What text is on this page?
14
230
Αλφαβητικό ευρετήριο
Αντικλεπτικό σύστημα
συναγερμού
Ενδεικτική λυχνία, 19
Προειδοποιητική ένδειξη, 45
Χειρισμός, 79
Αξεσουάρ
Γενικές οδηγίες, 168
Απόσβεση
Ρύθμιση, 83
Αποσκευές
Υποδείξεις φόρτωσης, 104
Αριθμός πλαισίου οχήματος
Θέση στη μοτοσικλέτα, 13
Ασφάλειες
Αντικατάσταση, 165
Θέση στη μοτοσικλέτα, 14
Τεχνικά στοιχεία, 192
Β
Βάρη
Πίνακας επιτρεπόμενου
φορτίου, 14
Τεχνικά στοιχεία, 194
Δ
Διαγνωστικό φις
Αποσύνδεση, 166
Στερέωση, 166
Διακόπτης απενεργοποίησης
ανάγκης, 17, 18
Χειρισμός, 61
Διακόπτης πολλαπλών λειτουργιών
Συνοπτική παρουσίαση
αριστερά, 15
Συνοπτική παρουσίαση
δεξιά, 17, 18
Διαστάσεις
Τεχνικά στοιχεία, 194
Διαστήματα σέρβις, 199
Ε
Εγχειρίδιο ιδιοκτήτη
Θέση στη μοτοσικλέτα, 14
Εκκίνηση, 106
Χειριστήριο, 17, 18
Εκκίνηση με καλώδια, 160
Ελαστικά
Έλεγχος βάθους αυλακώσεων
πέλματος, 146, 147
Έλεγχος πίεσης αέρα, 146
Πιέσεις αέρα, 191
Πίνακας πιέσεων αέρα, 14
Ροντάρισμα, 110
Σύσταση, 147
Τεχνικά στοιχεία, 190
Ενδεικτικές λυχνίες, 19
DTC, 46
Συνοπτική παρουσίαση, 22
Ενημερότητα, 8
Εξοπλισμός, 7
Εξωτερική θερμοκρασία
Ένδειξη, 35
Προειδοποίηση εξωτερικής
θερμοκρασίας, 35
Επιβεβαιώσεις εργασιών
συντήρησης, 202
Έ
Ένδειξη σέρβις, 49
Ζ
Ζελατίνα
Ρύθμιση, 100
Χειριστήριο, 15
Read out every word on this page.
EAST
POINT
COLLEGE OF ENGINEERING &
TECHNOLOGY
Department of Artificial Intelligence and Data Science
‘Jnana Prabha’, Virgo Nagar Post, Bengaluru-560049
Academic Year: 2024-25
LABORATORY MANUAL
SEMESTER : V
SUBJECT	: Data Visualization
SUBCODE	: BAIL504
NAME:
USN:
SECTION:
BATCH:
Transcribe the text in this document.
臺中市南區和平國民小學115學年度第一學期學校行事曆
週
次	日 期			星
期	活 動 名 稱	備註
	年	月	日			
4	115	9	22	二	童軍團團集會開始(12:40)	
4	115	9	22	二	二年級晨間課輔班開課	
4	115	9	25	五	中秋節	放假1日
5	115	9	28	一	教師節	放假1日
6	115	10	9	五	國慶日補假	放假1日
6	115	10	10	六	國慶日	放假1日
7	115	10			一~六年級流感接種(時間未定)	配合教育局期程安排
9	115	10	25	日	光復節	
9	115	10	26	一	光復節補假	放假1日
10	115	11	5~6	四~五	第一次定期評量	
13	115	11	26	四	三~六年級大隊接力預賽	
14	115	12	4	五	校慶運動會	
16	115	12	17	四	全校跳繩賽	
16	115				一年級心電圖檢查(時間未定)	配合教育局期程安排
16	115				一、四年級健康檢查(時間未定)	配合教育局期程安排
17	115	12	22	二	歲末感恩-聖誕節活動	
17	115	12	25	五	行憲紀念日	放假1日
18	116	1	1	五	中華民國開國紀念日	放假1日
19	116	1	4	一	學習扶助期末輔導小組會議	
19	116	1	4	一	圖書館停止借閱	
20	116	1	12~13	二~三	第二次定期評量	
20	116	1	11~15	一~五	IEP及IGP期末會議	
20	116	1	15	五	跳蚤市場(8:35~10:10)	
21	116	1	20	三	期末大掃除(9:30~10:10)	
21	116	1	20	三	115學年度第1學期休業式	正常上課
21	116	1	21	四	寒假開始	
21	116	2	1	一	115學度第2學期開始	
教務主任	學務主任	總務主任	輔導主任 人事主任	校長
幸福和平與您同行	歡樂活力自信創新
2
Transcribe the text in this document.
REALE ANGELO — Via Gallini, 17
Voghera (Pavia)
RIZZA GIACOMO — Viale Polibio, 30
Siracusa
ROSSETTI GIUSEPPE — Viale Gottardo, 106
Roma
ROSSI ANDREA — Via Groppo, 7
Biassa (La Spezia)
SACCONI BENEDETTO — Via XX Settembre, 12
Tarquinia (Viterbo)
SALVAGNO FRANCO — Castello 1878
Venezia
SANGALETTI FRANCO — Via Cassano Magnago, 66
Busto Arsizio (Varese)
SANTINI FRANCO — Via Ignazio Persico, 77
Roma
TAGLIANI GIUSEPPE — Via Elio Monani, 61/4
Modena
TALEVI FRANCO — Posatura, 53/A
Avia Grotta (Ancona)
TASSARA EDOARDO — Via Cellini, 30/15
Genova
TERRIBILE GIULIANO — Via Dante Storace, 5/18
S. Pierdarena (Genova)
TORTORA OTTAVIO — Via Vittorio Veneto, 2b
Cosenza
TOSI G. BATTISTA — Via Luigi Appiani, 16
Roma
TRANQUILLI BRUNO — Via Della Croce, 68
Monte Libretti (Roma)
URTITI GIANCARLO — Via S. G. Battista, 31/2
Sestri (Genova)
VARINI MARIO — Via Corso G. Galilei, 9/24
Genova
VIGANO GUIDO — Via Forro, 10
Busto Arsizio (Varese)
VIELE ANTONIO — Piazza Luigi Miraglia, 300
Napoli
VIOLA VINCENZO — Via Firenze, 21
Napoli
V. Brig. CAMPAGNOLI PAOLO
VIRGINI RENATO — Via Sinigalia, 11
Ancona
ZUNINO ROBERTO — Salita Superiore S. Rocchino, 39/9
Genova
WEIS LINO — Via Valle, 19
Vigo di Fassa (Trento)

## Written task
Look for "時間未定" and pull out every line that has it.

## Solution to this task
7	115	10			一~六年級流感接種(時間未定)	配合教育局期程安排
16	115				一年級心電圖檢查(時間未定)	配合教育局期程安排
16	115				一、四年級健康檢查(時間未定)	配合教育局期程安排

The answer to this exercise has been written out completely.